▸ **Directions for this task**
Below are some entries. Output each one exactly as it appears.

▸ **Listed records**
►
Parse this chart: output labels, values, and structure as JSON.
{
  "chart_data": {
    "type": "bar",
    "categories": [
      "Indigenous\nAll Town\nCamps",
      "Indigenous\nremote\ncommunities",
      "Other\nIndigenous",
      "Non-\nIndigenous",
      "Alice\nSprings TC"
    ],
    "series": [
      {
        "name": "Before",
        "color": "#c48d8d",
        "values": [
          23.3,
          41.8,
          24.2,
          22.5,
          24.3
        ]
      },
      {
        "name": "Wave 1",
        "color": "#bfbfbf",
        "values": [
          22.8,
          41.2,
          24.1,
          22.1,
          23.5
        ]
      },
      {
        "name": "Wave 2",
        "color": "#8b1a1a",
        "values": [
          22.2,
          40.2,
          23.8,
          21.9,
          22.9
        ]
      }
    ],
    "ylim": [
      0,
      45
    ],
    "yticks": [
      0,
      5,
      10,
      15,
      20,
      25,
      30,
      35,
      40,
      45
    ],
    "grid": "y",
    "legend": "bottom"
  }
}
◄
▸ **Result of the task**
Parse this chart: output labels, values, and structure as JSON.
{
  "chart_data": {
    "type": "bar",
    "categories": [
      "Indigenous\nAll Town\nCamps",
      "Indigenous\nremote\ncommunities",
      "Other\nIndigenous",
      "Non-\nIndigenous",
      "Alice\nSprings TC"
    ],
    "series": [
      {
        "name": "Before",
        "color": "#c48d8d",
        "values": [
          23.3,
          41.8,
          24.2,
          22.5,
          24.3
        ]
      },
      {
        "name": "Wave 1",
        "color": "#bfbfbf",
        "values": [
          22.8,
          41.2,
          24.1,
          22.1,
          23.5
        ]
      },
      {
        "name": "Wave 2",
        "color": "#8b1a1a",
        "values": [
          22.2,
          40.2,
          23.8,
          21.9,
          22.9
        ]
      }
    ],
    "ylim": [
      0,
      45
    ],
    "yticks": [
      0,
      5,
      10,
      15,
      20,
      25,
      30,
      35,
      40,
      45
    ],
    "grid": "y",
    "legend": "bottom"
  }
}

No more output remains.